▸ **YOUR INSTRUCTIONS**
Exclude images, then output the remaining data verbatim.

▸ **RECORDS FOR PROCESSING**
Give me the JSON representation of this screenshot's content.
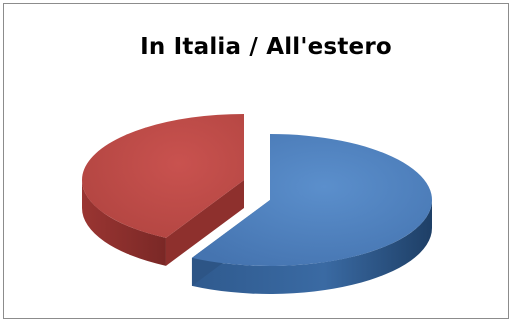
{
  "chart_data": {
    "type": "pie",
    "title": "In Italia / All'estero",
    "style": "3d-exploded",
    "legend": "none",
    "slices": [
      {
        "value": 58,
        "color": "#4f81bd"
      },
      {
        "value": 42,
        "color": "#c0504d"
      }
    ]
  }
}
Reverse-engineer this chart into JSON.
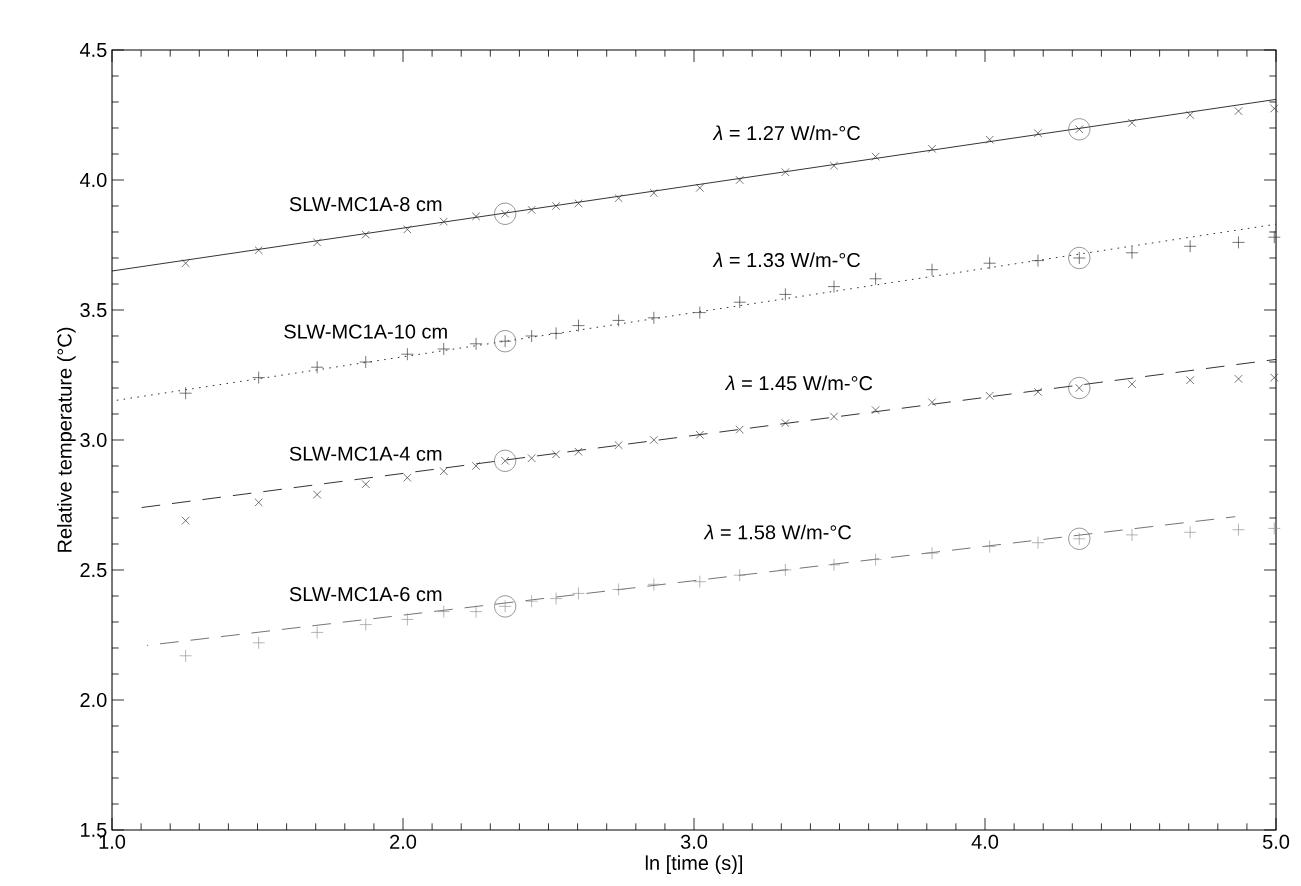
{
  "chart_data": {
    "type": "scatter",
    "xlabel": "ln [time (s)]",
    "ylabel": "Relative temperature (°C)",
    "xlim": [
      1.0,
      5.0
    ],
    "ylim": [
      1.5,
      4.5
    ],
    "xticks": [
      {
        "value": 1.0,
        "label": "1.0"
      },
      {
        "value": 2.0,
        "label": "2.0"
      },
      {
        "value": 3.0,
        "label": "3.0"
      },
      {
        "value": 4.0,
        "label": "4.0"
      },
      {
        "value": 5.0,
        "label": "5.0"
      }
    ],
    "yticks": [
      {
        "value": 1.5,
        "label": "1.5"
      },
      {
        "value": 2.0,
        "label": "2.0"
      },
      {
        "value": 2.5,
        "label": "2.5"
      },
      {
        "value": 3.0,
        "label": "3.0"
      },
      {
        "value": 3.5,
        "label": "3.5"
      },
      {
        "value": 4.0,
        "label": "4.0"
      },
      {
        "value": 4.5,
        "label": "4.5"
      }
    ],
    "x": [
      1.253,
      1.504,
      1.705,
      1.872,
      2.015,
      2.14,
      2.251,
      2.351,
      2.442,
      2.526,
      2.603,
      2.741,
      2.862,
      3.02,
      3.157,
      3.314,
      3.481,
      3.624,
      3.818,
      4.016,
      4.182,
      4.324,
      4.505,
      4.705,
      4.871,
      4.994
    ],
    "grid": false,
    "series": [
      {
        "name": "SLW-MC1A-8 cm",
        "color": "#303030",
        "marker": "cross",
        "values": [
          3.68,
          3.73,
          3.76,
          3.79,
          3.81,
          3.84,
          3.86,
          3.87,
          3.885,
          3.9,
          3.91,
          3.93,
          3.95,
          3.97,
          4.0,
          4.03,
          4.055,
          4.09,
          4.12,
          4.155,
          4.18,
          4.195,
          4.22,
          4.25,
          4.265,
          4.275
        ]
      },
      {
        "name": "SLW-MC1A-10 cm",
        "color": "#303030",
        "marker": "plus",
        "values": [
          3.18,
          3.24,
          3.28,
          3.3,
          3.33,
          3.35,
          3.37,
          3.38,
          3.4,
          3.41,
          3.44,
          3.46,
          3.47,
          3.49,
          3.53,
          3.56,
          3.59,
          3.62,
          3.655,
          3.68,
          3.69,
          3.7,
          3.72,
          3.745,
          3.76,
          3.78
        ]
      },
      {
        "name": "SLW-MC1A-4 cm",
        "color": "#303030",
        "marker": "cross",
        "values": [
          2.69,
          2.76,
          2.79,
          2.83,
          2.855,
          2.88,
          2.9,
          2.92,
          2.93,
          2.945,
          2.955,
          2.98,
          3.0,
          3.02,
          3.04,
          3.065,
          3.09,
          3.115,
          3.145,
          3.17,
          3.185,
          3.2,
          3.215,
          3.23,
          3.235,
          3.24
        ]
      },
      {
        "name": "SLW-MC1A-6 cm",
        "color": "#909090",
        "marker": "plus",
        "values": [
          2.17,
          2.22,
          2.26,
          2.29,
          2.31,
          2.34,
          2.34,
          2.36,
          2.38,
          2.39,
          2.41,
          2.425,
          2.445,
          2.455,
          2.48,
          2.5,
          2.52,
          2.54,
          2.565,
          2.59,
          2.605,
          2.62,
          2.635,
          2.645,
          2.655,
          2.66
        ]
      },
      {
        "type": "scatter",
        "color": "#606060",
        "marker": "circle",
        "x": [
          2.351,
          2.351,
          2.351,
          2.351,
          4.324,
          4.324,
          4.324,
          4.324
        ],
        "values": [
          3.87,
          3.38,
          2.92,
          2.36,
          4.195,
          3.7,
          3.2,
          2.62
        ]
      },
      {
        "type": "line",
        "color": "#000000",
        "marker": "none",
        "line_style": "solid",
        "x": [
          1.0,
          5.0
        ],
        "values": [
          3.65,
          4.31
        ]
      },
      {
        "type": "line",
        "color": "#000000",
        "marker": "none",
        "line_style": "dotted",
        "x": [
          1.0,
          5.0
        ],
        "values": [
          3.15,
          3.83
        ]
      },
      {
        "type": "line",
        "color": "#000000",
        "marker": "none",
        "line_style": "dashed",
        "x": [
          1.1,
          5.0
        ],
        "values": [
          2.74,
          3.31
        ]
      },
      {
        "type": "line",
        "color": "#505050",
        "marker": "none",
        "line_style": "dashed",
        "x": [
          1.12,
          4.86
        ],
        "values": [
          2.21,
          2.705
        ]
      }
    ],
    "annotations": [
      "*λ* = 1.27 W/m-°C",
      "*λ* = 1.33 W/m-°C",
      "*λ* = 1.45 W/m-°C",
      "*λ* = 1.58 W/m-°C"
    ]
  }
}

▸ **REPLY TO THE TASK**
Give me the JSON representation of this screenshot's content.
{
  "chart_data": {
    "type": "pie",
    "title": "In Italia / All'estero",
    "style": "3d-exploded",
    "legend": "none",
    "slices": [
      {
        "value": 58,
        "color": "#4f81bd"
      },
      {
        "value": 42,
        "color": "#c0504d"
      }
    ]
  }
}
Reverse-engineer this chart into JSON.
{
  "chart_data": {
    "type": "scatter",
    "xlabel": "ln [time (s)]",
    "ylabel": "Relative temperature (°C)",
    "xlim": [
      1.0,
      5.0
    ],
    "ylim": [
      1.5,
      4.5
    ],
    "xticks": [
      {
        "value": 1.0,
        "label": "1.0"
      },
      {
        "value": 2.0,
        "label": "2.0"
      },
      {
        "value": 3.0,
        "label": "3.0"
      },
      {
        "value": 4.0,
        "label": "4.0"
      },
      {
        "value": 5.0,
        "label": "5.0"
      }
    ],
    "yticks": [
      {
        "value": 1.5,
        "label": "1.5"
      },
      {
        "value": 2.0,
        "label": "2.0"
      },
      {
        "value": 2.5,
        "label": "2.5"
      },
      {
        "value": 3.0,
        "label": "3.0"
      },
      {
        "value": 3.5,
        "label": "3.5"
      },
      {
        "value": 4.0,
        "label": "4.0"
      },
      {
        "value": 4.5,
        "label": "4.5"
      }
    ],
    "x": [
      1.253,
      1.504,
      1.705,
      1.872,
      2.015,
      2.14,
      2.251,
      2.351,
      2.442,
      2.526,
      2.603,
      2.741,
      2.862,
      3.02,
      3.157,
      3.314,
      3.481,
      3.624,
      3.818,
      4.016,
      4.182,
      4.324,
      4.505,
      4.705,
      4.871,
      4.994
    ],
    "grid": false,
    "series": [
      {
        "name": "SLW-MC1A-8 cm",
        "color": "#303030",
        "marker": "cross",
        "values": [
          3.68,
          3.73,
          3.76,
          3.79,
          3.81,
          3.84,
          3.86,
          3.87,
          3.885,
          3.9,
          3.91,
          3.93,
          3.95,
          3.97,
          4.0,
          4.03,
          4.055,
          4.09,
          4.12,
          4.155,
          4.18,
          4.195,
          4.22,
          4.25,
          4.265,
          4.275
        ]
      },
      {
        "name": "SLW-MC1A-10 cm",
        "color": "#303030",
        "marker": "plus",
        "values": [
          3.18,
          3.24,
          3.28,
          3.3,
          3.33,
          3.35,
          3.37,
          3.38,
          3.4,
          3.41,
          3.44,
          3.46,
          3.47,
          3.49,
          3.53,
          3.56,
          3.59,
          3.62,
          3.655,
          3.68,
          3.69,
          3.7,
          3.72,
          3.745,
          3.76,
          3.78
        ]
      },
      {
        "name": "SLW-MC1A-4 cm",
        "color": "#303030",
        "marker": "cross",
        "values": [
          2.69,
          2.76,
          2.79,
          2.83,
          2.855,
          2.88,
          2.9,
          2.92,
          2.93,
          2.945,
          2.955,
          2.98,
          3.0,
          3.02,
          3.04,
          3.065,
          3.09,
          3.115,
          3.145,
          3.17,
          3.185,
          3.2,
          3.215,
          3.23,
          3.235,
          3.24
        ]
      },
      {
        "name": "SLW-MC1A-6 cm",
        "color": "#909090",
        "marker": "plus",
        "values": [
          2.17,
          2.22,
          2.26,
          2.29,
          2.31,
          2.34,
          2.34,
          2.36,
          2.38,
          2.39,
          2.41,
          2.425,
          2.445,
          2.455,
          2.48,
          2.5,
          2.52,
          2.54,
          2.565,
          2.59,
          2.605,
          2.62,
          2.635,
          2.645,
          2.655,
          2.66
        ]
      },
      {
        "type": "scatter",
        "color": "#606060",
        "marker": "circle",
        "x": [
          2.351,
          2.351,
          2.351,
          2.351,
          4.324,
          4.324,
          4.324,
          4.324
        ],
        "values": [
          3.87,
          3.38,
          2.92,
          2.36,
          4.195,
          3.7,
          3.2,
          2.62
        ]
      },
      {
        "type": "line",
        "color": "#000000",
        "marker": "none",
        "line_style": "solid",
        "x": [
          1.0,
          5.0
        ],
        "values": [
          3.65,
          4.31
        ]
      },
      {
        "type": "line",
        "color": "#000000",
        "marker": "none",
        "line_style": "dotted",
        "x": [
          1.0,
          5.0
        ],
        "values": [
          3.15,
          3.83
        ]
      },
      {
        "type": "line",
        "color": "#000000",
        "marker": "none",
        "line_style": "dashed",
        "x": [
          1.1,
          5.0
        ],
        "values": [
          2.74,
          3.31
        ]
      },
      {
        "type": "line",
        "color": "#505050",
        "marker": "none",
        "line_style": "dashed",
        "x": [
          1.12,
          4.86
        ],
        "values": [
          2.21,
          2.705
        ]
      }
    ],
    "annotations": [
      "*λ* = 1.27 W/m-°C",
      "*λ* = 1.33 W/m-°C",
      "*λ* = 1.45 W/m-°C",
      "*λ* = 1.58 W/m-°C"
    ]
  }
}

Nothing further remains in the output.